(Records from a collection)
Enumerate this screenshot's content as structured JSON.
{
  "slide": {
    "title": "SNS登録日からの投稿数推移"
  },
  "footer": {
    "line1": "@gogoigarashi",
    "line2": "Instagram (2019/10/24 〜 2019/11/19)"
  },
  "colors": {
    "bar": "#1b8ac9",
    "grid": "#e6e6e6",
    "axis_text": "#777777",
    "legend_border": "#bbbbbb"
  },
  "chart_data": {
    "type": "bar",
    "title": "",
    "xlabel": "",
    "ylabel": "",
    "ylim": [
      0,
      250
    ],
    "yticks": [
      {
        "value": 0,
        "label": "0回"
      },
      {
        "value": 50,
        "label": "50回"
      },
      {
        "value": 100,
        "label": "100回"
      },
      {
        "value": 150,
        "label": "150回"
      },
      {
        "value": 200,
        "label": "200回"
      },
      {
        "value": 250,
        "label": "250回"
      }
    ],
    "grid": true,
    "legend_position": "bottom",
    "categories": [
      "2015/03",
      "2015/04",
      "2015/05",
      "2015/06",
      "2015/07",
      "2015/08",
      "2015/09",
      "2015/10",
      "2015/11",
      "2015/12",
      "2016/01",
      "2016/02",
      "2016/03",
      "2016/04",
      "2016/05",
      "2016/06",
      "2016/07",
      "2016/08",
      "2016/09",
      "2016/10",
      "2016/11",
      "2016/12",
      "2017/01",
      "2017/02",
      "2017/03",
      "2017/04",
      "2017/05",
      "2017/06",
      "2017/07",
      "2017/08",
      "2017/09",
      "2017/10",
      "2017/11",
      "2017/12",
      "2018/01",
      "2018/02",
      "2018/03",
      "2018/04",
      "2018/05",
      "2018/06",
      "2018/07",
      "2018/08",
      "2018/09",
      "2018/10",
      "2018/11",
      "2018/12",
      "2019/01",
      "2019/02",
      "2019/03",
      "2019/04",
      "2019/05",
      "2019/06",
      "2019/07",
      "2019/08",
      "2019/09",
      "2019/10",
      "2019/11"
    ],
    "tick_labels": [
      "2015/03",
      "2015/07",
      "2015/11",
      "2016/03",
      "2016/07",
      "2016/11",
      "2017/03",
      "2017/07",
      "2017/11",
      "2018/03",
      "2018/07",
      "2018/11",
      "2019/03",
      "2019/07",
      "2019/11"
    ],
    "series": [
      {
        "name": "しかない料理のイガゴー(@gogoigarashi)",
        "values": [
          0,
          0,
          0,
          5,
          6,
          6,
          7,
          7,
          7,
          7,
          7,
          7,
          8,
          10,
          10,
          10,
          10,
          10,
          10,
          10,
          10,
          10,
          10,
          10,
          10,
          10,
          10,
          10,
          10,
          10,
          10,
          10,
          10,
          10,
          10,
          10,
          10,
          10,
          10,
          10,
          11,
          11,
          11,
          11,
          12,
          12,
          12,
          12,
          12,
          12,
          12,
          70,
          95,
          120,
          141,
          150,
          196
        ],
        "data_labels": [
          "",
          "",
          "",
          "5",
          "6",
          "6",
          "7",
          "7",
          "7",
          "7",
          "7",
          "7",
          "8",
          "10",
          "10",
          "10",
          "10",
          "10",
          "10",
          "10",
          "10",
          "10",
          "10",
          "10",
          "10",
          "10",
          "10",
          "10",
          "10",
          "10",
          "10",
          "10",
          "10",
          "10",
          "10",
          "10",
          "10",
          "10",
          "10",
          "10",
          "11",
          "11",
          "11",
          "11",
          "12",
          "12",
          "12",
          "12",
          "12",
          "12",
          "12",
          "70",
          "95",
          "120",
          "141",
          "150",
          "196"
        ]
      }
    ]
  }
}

**TASK BRIEF:** Which lines above contain "gogoigarashi"? Show each of them.

**SOLUTION:**
    "line1": "@gogoigarashi",
        "name": "しかない料理のイガゴー(@gogoigarashi)",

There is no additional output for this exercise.